Extracted records:
## BEGIN
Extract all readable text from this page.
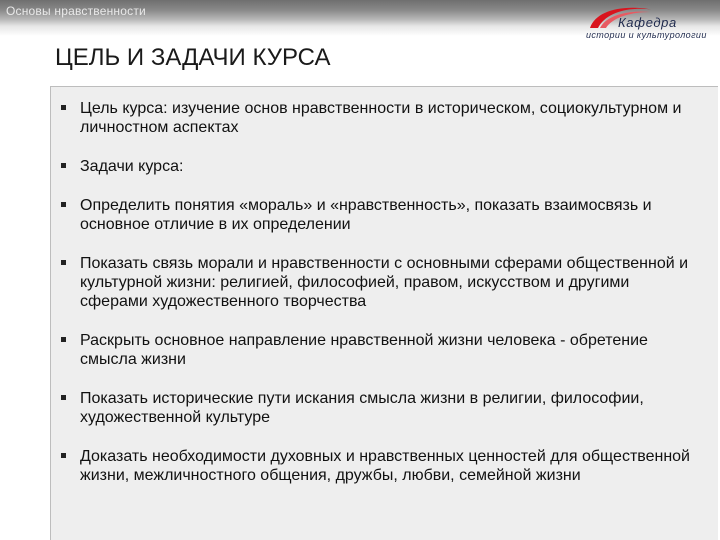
Основы нравственности
Кафедра
истории и культурологии
ЦЕЛЬ И ЗАДАЧИ КУРСА
Цель курса: изучение основ нравственности в историческом, социокультурном и личностном аспектах
Задачи курса:
Определить понятия «мораль» и «нравственность», показать взаимосвязь и основное отличие в их определении
Показать связь морали и нравственности с основными сферами общественной и культурной жизни: религией, философией, правом, искусством и другими сферами художественного творчества
Раскрыть основное направление нравственной жизни человека - обретение смысла жизни
Показать исторические пути искания смысла жизни в религии, философии, художественной культуре
Доказать необходимости духовных и нравственных ценностей для общественной жизни, межличностного общения, дружбы, любви, семейной жизни
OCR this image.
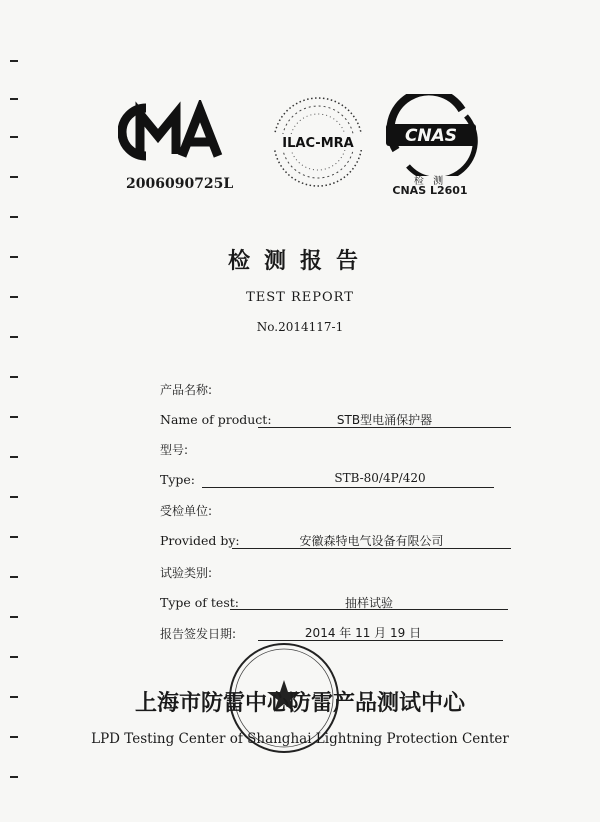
2006090725L
ILAC-MRA	CNAS
检 测
CNAS L2601
检测报告
TEST REPORT
No.2014117-1
产品名称:
Name of product:	STB型电涌保护器
型号:
Type:	STB-80/4P/420
受检单位:
Provided by:	安徽森特电气设备有限公司
试验类别:
Type of test:	抽样试验
报告签发日期:	2014 年 11 月 19 日
上海市防雷中心防雷产品测试中心
LPD Testing Center of Shanghai Lightning Protection Center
## END
WHAT IS NEEDED
All preceding records should be duplicated verbatim, images excepted.

REPLY TO THE EXERCISE
Extract all readable text from this page.
Основы нравственности
Кафедра
истории и культурологии
ЦЕЛЬ И ЗАДАЧИ КУРСА
Цель курса: изучение основ нравственности в историческом, социокультурном и личностном аспектах
Задачи курса:
Определить понятия «мораль» и «нравственность», показать взаимосвязь и основное отличие в их определении
Показать связь морали и нравственности с основными сферами общественной и культурной жизни: религией, философией, правом, искусством и другими сферами художественного творчества
Раскрыть основное направление нравственной жизни человека - обретение смысла жизни
Показать исторические пути искания смысла жизни в религии, философии, художественной культуре
Доказать необходимости духовных и нравственных ценностей для общественной жизни, межличностного общения, дружбы, любви, семейной жизни
OCR this image.
2006090725L
ILAC-MRA	CNAS
检 测
CNAS L2601
检测报告
TEST REPORT
No.2014117-1
产品名称:
Name of product:	STB型电涌保护器
型号:
Type:	STB-80/4P/420
受检单位:
Provided by:	安徽森特电气设备有限公司
试验类别:
Type of test:	抽样试验
报告签发日期:	2014 年 11 月 19 日
上海市防雷中心防雷产品测试中心
LPD Testing Center of Shanghai Lightning Protection Center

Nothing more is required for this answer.